* start The records *

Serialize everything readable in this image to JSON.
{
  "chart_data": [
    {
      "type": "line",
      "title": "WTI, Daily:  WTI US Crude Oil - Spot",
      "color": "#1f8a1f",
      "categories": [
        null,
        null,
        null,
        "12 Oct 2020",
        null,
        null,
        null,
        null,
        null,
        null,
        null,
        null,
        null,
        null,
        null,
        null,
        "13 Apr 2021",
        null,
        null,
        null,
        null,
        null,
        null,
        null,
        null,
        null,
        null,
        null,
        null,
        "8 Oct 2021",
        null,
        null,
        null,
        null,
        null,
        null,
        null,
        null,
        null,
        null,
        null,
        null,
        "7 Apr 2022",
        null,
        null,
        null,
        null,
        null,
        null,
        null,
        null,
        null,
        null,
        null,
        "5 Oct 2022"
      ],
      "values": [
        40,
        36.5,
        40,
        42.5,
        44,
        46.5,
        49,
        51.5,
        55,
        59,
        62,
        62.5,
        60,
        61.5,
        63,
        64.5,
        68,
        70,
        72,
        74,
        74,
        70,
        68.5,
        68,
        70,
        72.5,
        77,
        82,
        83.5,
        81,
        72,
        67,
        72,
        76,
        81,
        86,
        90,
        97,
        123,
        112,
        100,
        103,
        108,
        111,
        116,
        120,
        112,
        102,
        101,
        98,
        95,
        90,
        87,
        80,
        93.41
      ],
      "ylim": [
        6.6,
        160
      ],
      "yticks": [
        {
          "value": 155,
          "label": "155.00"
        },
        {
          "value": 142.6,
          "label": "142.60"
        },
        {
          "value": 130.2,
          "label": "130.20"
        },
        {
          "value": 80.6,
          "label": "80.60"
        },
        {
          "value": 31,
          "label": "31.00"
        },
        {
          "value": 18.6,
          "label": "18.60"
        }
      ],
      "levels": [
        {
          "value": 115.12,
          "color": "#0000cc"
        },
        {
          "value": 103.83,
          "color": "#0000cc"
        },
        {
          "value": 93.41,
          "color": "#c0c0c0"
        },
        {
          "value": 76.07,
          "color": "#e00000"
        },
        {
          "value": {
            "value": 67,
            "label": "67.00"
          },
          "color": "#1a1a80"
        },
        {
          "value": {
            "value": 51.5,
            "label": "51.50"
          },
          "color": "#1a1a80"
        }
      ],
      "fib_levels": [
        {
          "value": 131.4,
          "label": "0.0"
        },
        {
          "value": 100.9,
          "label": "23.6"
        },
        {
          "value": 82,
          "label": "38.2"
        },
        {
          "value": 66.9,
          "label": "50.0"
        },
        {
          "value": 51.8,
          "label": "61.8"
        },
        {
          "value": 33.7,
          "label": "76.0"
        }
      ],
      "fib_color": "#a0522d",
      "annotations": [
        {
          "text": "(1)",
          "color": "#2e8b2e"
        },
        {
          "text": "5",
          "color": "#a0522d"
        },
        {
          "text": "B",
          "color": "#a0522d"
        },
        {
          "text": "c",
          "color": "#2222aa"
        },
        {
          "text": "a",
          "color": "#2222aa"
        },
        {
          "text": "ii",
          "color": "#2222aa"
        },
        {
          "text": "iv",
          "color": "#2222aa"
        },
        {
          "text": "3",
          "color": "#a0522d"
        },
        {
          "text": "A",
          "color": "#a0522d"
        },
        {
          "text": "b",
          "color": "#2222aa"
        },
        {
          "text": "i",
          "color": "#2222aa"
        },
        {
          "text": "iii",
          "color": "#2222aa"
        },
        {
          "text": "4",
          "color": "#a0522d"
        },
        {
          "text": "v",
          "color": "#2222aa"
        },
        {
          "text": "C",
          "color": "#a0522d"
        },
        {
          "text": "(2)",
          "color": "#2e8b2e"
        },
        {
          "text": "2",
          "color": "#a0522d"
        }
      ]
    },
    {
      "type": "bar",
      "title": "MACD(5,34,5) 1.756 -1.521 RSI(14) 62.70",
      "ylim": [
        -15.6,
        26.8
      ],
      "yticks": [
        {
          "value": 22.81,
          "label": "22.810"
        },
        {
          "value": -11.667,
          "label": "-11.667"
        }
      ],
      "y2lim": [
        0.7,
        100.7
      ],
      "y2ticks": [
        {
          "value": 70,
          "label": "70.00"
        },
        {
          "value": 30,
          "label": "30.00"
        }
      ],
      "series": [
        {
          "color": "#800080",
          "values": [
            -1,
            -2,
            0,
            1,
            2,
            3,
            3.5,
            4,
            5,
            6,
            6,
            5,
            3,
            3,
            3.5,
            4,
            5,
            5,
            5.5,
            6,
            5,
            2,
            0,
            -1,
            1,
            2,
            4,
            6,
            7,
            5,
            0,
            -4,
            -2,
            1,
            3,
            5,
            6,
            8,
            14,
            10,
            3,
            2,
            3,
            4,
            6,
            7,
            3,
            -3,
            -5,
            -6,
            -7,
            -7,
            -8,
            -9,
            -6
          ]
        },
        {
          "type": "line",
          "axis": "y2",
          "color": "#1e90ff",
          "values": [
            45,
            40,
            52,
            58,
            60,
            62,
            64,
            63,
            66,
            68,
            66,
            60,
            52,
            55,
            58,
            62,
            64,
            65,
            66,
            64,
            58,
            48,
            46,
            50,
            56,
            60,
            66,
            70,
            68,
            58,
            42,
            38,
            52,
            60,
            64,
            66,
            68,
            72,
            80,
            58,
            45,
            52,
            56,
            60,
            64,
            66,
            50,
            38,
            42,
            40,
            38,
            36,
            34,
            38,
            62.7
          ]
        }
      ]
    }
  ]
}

* end The records *

**Problem requirements**.
Every record above should be output exactly.

**Task solution**.
Serialize everything readable in this image to JSON.
{
  "chart_data": [
    {
      "type": "line",
      "title": "WTI, Daily:  WTI US Crude Oil - Spot",
      "color": "#1f8a1f",
      "categories": [
        null,
        null,
        null,
        "12 Oct 2020",
        null,
        null,
        null,
        null,
        null,
        null,
        null,
        null,
        null,
        null,
        null,
        null,
        "13 Apr 2021",
        null,
        null,
        null,
        null,
        null,
        null,
        null,
        null,
        null,
        null,
        null,
        null,
        "8 Oct 2021",
        null,
        null,
        null,
        null,
        null,
        null,
        null,
        null,
        null,
        null,
        null,
        null,
        "7 Apr 2022",
        null,
        null,
        null,
        null,
        null,
        null,
        null,
        null,
        null,
        null,
        null,
        "5 Oct 2022"
      ],
      "values": [
        40,
        36.5,
        40,
        42.5,
        44,
        46.5,
        49,
        51.5,
        55,
        59,
        62,
        62.5,
        60,
        61.5,
        63,
        64.5,
        68,
        70,
        72,
        74,
        74,
        70,
        68.5,
        68,
        70,
        72.5,
        77,
        82,
        83.5,
        81,
        72,
        67,
        72,
        76,
        81,
        86,
        90,
        97,
        123,
        112,
        100,
        103,
        108,
        111,
        116,
        120,
        112,
        102,
        101,
        98,
        95,
        90,
        87,
        80,
        93.41
      ],
      "ylim": [
        6.6,
        160
      ],
      "yticks": [
        {
          "value": 155,
          "label": "155.00"
        },
        {
          "value": 142.6,
          "label": "142.60"
        },
        {
          "value": 130.2,
          "label": "130.20"
        },
        {
          "value": 80.6,
          "label": "80.60"
        },
        {
          "value": 31,
          "label": "31.00"
        },
        {
          "value": 18.6,
          "label": "18.60"
        }
      ],
      "levels": [
        {
          "value": 115.12,
          "color": "#0000cc"
        },
        {
          "value": 103.83,
          "color": "#0000cc"
        },
        {
          "value": 93.41,
          "color": "#c0c0c0"
        },
        {
          "value": 76.07,
          "color": "#e00000"
        },
        {
          "value": {
            "value": 67,
            "label": "67.00"
          },
          "color": "#1a1a80"
        },
        {
          "value": {
            "value": 51.5,
            "label": "51.50"
          },
          "color": "#1a1a80"
        }
      ],
      "fib_levels": [
        {
          "value": 131.4,
          "label": "0.0"
        },
        {
          "value": 100.9,
          "label": "23.6"
        },
        {
          "value": 82,
          "label": "38.2"
        },
        {
          "value": 66.9,
          "label": "50.0"
        },
        {
          "value": 51.8,
          "label": "61.8"
        },
        {
          "value": 33.7,
          "label": "76.0"
        }
      ],
      "fib_color": "#a0522d",
      "annotations": [
        {
          "text": "(1)",
          "color": "#2e8b2e"
        },
        {
          "text": "5",
          "color": "#a0522d"
        },
        {
          "text": "B",
          "color": "#a0522d"
        },
        {
          "text": "c",
          "color": "#2222aa"
        },
        {
          "text": "a",
          "color": "#2222aa"
        },
        {
          "text": "ii",
          "color": "#2222aa"
        },
        {
          "text": "iv",
          "color": "#2222aa"
        },
        {
          "text": "3",
          "color": "#a0522d"
        },
        {
          "text": "A",
          "color": "#a0522d"
        },
        {
          "text": "b",
          "color": "#2222aa"
        },
        {
          "text": "i",
          "color": "#2222aa"
        },
        {
          "text": "iii",
          "color": "#2222aa"
        },
        {
          "text": "4",
          "color": "#a0522d"
        },
        {
          "text": "v",
          "color": "#2222aa"
        },
        {
          "text": "C",
          "color": "#a0522d"
        },
        {
          "text": "(2)",
          "color": "#2e8b2e"
        },
        {
          "text": "2",
          "color": "#a0522d"
        }
      ]
    },
    {
      "type": "bar",
      "title": "MACD(5,34,5) 1.756 -1.521 RSI(14) 62.70",
      "ylim": [
        -15.6,
        26.8
      ],
      "yticks": [
        {
          "value": 22.81,
          "label": "22.810"
        },
        {
          "value": -11.667,
          "label": "-11.667"
        }
      ],
      "y2lim": [
        0.7,
        100.7
      ],
      "y2ticks": [
        {
          "value": 70,
          "label": "70.00"
        },
        {
          "value": 30,
          "label": "30.00"
        }
      ],
      "series": [
        {
          "color": "#800080",
          "values": [
            -1,
            -2,
            0,
            1,
            2,
            3,
            3.5,
            4,
            5,
            6,
            6,
            5,
            3,
            3,
            3.5,
            4,
            5,
            5,
            5.5,
            6,
            5,
            2,
            0,
            -1,
            1,
            2,
            4,
            6,
            7,
            5,
            0,
            -4,
            -2,
            1,
            3,
            5,
            6,
            8,
            14,
            10,
            3,
            2,
            3,
            4,
            6,
            7,
            3,
            -3,
            -5,
            -6,
            -7,
            -7,
            -8,
            -9,
            -6
          ]
        },
        {
          "type": "line",
          "axis": "y2",
          "color": "#1e90ff",
          "values": [
            45,
            40,
            52,
            58,
            60,
            62,
            64,
            63,
            66,
            68,
            66,
            60,
            52,
            55,
            58,
            62,
            64,
            65,
            66,
            64,
            58,
            48,
            46,
            50,
            56,
            60,
            66,
            70,
            68,
            58,
            42,
            38,
            52,
            60,
            64,
            66,
            68,
            72,
            80,
            58,
            45,
            52,
            56,
            60,
            64,
            66,
            50,
            38,
            42,
            40,
            38,
            36,
            34,
            38,
            62.7
          ]
        }
      ]
    }
  ]
}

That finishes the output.